Stored items from a collection
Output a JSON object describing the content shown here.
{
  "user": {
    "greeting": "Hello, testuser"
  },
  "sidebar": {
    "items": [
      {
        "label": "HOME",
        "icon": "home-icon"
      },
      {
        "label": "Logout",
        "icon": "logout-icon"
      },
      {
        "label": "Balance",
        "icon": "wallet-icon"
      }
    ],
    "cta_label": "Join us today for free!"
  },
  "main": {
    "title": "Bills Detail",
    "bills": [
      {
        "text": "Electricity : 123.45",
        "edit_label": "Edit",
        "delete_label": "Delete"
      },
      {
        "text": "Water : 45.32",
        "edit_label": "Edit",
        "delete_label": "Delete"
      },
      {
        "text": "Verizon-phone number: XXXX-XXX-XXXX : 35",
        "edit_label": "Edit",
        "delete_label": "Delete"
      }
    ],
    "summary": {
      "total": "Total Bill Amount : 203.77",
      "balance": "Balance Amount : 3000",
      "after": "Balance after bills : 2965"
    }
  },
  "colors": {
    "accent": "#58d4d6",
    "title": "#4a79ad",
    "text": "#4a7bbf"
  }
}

WORK INSTRUCTIONS> Select the lines from the entries that include the word "Amount".

EXPECTED ANSWER>
      "total": "Total Bill Amount : 203.77",
      "balance": "Balance Amount : 3000",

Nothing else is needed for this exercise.